* **Given exercise**
Only the number is wanted: count the lines that include the word "Heliocentric".

+ + + + + + +

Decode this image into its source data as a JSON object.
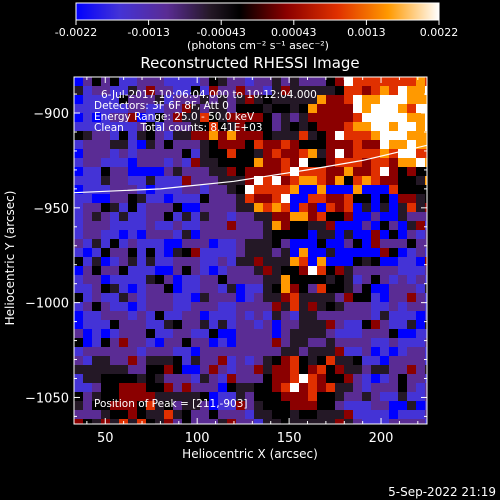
{
  "chart_data": {
    "type": "heatmap",
    "title": "Reconstructed RHESSI Image",
    "xlabel": "Heliocentric X (arcsec)",
    "ylabel": "Heliocentric Y (arcsec)",
    "xlim": [
      33,
      225
    ],
    "ylim": [
      -1064,
      -881
    ],
    "xticks": [
      50,
      100,
      150,
      200
    ],
    "yticks": [
      -900,
      -950,
      -1000,
      -1050
    ],
    "colorbar": {
      "min": -0.0022,
      "max": 0.0022,
      "ticks": [
        "-0.0022",
        "-0.0013",
        "-0.00043",
        "0.00043",
        "0.0013",
        "0.0022"
      ],
      "unit_label": "(photons cm⁻² s⁻¹ asec⁻²)",
      "colors": [
        "#0000ff",
        "#4433d6",
        "#5a2c94",
        "#241826",
        "#000000",
        "#8b0000",
        "#e03000",
        "#ff9900",
        "#ffffff"
      ]
    },
    "annotations": [
      "6-Jul-2017 10:06:04.000 to 10:12:04.000",
      "Detectors: 3F 6F 8F, Att 0",
      "Energy Range: 25.0 - 50.0 keV",
      "Clean     Total counts: 8.41E+03"
    ],
    "peak_label": "Position of Peak = [211,-903]",
    "peak": [
      211,
      -903
    ],
    "limb_curve": [
      [
        33,
        -942
      ],
      [
        80,
        -940
      ],
      [
        120,
        -936
      ],
      [
        160,
        -930
      ],
      [
        190,
        -925
      ],
      [
        225,
        -917
      ]
    ],
    "grid": false
  },
  "footer": {
    "timestamp": "5-Sep-2022 21:19"
  }
}
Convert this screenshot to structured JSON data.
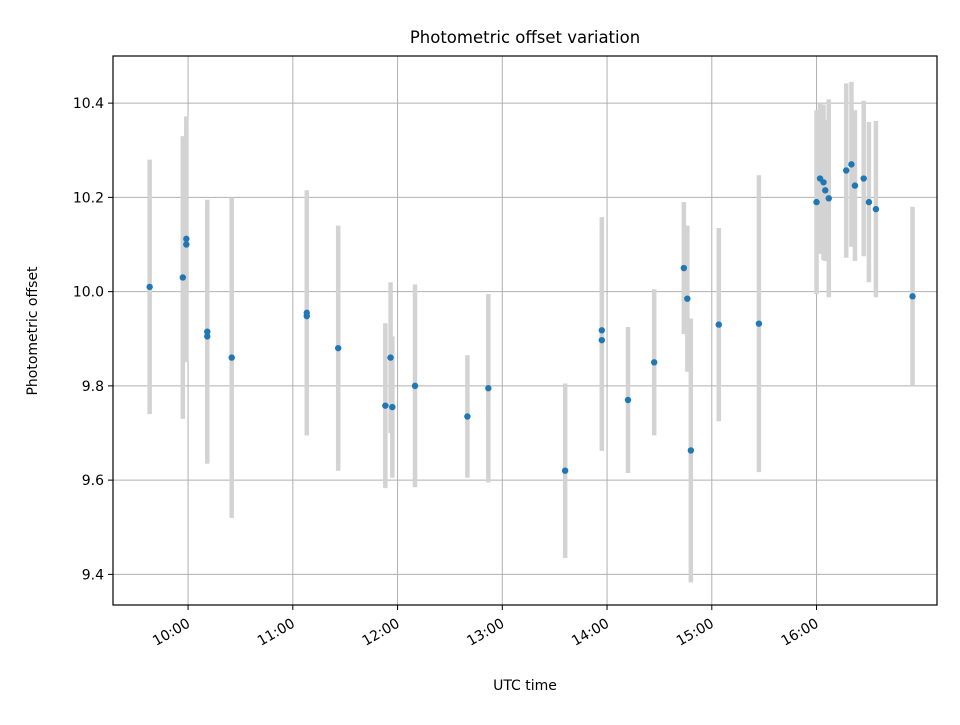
{
  "chart_data": {
    "type": "scatter",
    "title": "Photometric offset variation",
    "xlabel": "UTC time",
    "ylabel": "Photometric offset",
    "xlim": [
      "09:17",
      "17:09"
    ],
    "ylim": [
      9.335,
      10.5
    ],
    "x_ticks": [
      "10:00",
      "11:00",
      "12:00",
      "13:00",
      "14:00",
      "15:00",
      "16:00"
    ],
    "y_ticks": [
      9.4,
      9.6,
      9.8,
      10.0,
      10.2,
      10.4
    ],
    "y_tick_labels": [
      "9.4",
      "9.6",
      "9.8",
      "10.0",
      "10.2",
      "10.4"
    ],
    "grid": true,
    "colors": {
      "point": "#1f77b4",
      "errorbar": "#d3d3d3",
      "grid": "#b0b0b0"
    },
    "series": [
      {
        "points": [
          {
            "time": "09:38",
            "y": 10.01,
            "err": 0.27
          },
          {
            "time": "09:57",
            "y": 10.03,
            "err": 0.3
          },
          {
            "time": "09:59",
            "y": 10.112,
            "err": 0.26
          },
          {
            "time": "09:59",
            "y": 10.1,
            "err": 0.25
          },
          {
            "time": "10:11",
            "y": 9.915,
            "err": 0.28
          },
          {
            "time": "10:11",
            "y": 9.905,
            "err": 0.27
          },
          {
            "time": "10:25",
            "y": 9.86,
            "err": 0.34
          },
          {
            "time": "11:08",
            "y": 9.955,
            "err": 0.26
          },
          {
            "time": "11:08",
            "y": 9.948,
            "err": 0.25
          },
          {
            "time": "11:26",
            "y": 9.88,
            "err": 0.26
          },
          {
            "time": "11:53",
            "y": 9.758,
            "err": 0.175
          },
          {
            "time": "11:56",
            "y": 9.86,
            "err": 0.16
          },
          {
            "time": "11:57",
            "y": 9.755,
            "err": 0.15
          },
          {
            "time": "12:10",
            "y": 9.8,
            "err": 0.215
          },
          {
            "time": "12:40",
            "y": 9.735,
            "err": 0.13
          },
          {
            "time": "12:52",
            "y": 9.795,
            "err": 0.2
          },
          {
            "time": "13:36",
            "y": 9.62,
            "err": 0.185
          },
          {
            "time": "13:57",
            "y": 9.918,
            "err": 0.24
          },
          {
            "time": "13:57",
            "y": 9.897,
            "err": 0.235
          },
          {
            "time": "14:12",
            "y": 9.77,
            "err": 0.155
          },
          {
            "time": "14:27",
            "y": 9.85,
            "err": 0.155
          },
          {
            "time": "14:44",
            "y": 10.05,
            "err": 0.14
          },
          {
            "time": "14:46",
            "y": 9.985,
            "err": 0.155
          },
          {
            "time": "14:48",
            "y": 9.663,
            "err": 0.28
          },
          {
            "time": "15:04",
            "y": 9.93,
            "err": 0.205
          },
          {
            "time": "15:27",
            "y": 9.932,
            "err": 0.315
          },
          {
            "time": "16:00",
            "y": 10.19,
            "err": 0.195
          },
          {
            "time": "16:02",
            "y": 10.24,
            "err": 0.16
          },
          {
            "time": "16:04",
            "y": 10.232,
            "err": 0.165
          },
          {
            "time": "16:05",
            "y": 10.215,
            "err": 0.15
          },
          {
            "time": "16:07",
            "y": 10.198,
            "err": 0.21
          },
          {
            "time": "16:17",
            "y": 10.257,
            "err": 0.185
          },
          {
            "time": "16:20",
            "y": 10.27,
            "err": 0.175
          },
          {
            "time": "16:22",
            "y": 10.225,
            "err": 0.16
          },
          {
            "time": "16:27",
            "y": 10.24,
            "err": 0.165
          },
          {
            "time": "16:30",
            "y": 10.19,
            "err": 0.17
          },
          {
            "time": "16:34",
            "y": 10.175,
            "err": 0.187
          },
          {
            "time": "16:55",
            "y": 9.99,
            "err": 0.19
          }
        ]
      }
    ]
  }
}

+ + + + + + +

* **Solution to this exercise**
2